In your copy, include every line of the listing below exactly but none of the pictures.
=-=-=
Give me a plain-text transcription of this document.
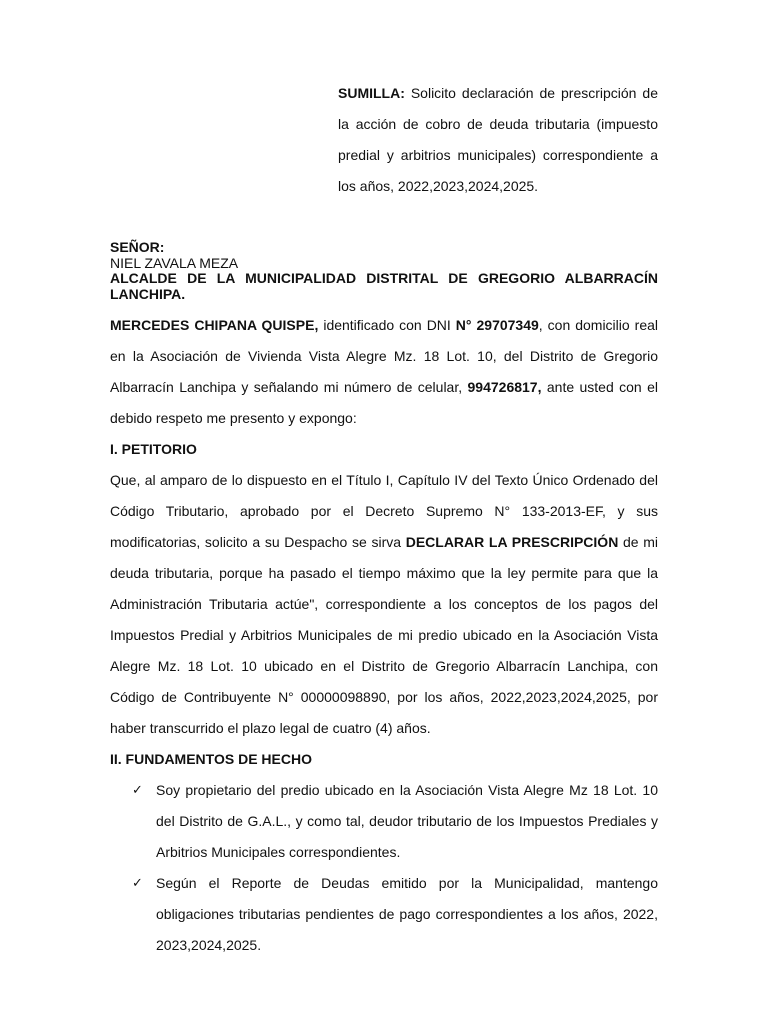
SUMILLA: Solicito declaración de prescripción de la acción de cobro de deuda tributaria (impuesto predial y arbitrios municipales) correspondiente a los años, 2022,2023,2024,2025.
SEÑOR:
NIEL ZAVALA MEZA
ALCALDE DE LA MUNICIPALIDAD DISTRITAL DE GREGORIO ALBARRACÍN LANCHIPA.

MERCEDES CHIPANA QUISPE, identificado con DNI N° 29707349, con domicilio real en la Asociación de Vivienda Vista Alegre Mz. 18 Lot. 10, del Distrito de Gregorio Albarracín Lanchipa y señalando mi número de celular, 994726817, ante usted con el debido respeto me presento y expongo:

I. PETITORIO

Que, al amparo de lo dispuesto en el Título I, Capítulo IV del Texto Único Ordenado del Código Tributario, aprobado por el Decreto Supremo N° 133-2013-EF, y sus modificatorias, solicito a su Despacho se sirva DECLARAR LA PRESCRIPCIÓN de mi deuda tributaria, porque ha pasado el tiempo máximo que la ley permite para que la Administración Tributaria actúe", correspondiente a los conceptos de los pagos del Impuestos Predial y Arbitrios Municipales de mi predio ubicado en la Asociación Vista Alegre Mz. 18 Lot. 10 ubicado en el Distrito de Gregorio Albarracín Lanchipa, con Código de Contribuyente N° 00000098890, por los años, 2022,2023,2024,2025, por haber transcurrido el plazo legal de cuatro (4) años.

II. FUNDAMENTOS DE HECHO

✓ Soy propietario del predio ubicado en la Asociación Vista Alegre Mz 18 Lot. 10 del Distrito de G.A.L., y como tal, deudor tributario de los Impuestos Prediales y Arbitrios Municipales correspondientes.
✓ Según el Reporte de Deudas emitido por la Municipalidad, mantengo obligaciones tributarias pendientes de pago correspondientes a los años, 2022, 2023,2024,2025.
=-=-=
◆ RIGHT ANSWER
Give me a plain-text transcription of this document.
SUMILLA: Solicito declaración de prescripción de la acción de cobro de deuda tributaria (impuesto predial y arbitrios municipales) correspondiente a los años, 2022,2023,2024,2025.
SEÑOR:
NIEL ZAVALA MEZA
ALCALDE DE LA MUNICIPALIDAD DISTRITAL DE GREGORIO ALBARRACÍN LANCHIPA.

MERCEDES CHIPANA QUISPE, identificado con DNI N° 29707349, con domicilio real en la Asociación de Vivienda Vista Alegre Mz. 18 Lot. 10, del Distrito de Gregorio Albarracín Lanchipa y señalando mi número de celular, 994726817, ante usted con el debido respeto me presento y expongo:

I. PETITORIO

Que, al amparo de lo dispuesto en el Título I, Capítulo IV del Texto Único Ordenado del Código Tributario, aprobado por el Decreto Supremo N° 133-2013-EF, y sus modificatorias, solicito a su Despacho se sirva DECLARAR LA PRESCRIPCIÓN de mi deuda tributaria, porque ha pasado el tiempo máximo que la ley permite para que la Administración Tributaria actúe", correspondiente a los conceptos de los pagos del Impuestos Predial y Arbitrios Municipales de mi predio ubicado en la Asociación Vista Alegre Mz. 18 Lot. 10 ubicado en el Distrito de Gregorio Albarracín Lanchipa, con Código de Contribuyente N° 00000098890, por los años, 2022,2023,2024,2025, por haber transcurrido el plazo legal de cuatro (4) años.

II. FUNDAMENTOS DE HECHO

✓ Soy propietario del predio ubicado en la Asociación Vista Alegre Mz 18 Lot. 10 del Distrito de G.A.L., y como tal, deudor tributario de los Impuestos Prediales y Arbitrios Municipales correspondientes.
✓ Según el Reporte de Deudas emitido por la Municipalidad, mantengo obligaciones tributarias pendientes de pago correspondientes a los años, 2022, 2023,2024,2025.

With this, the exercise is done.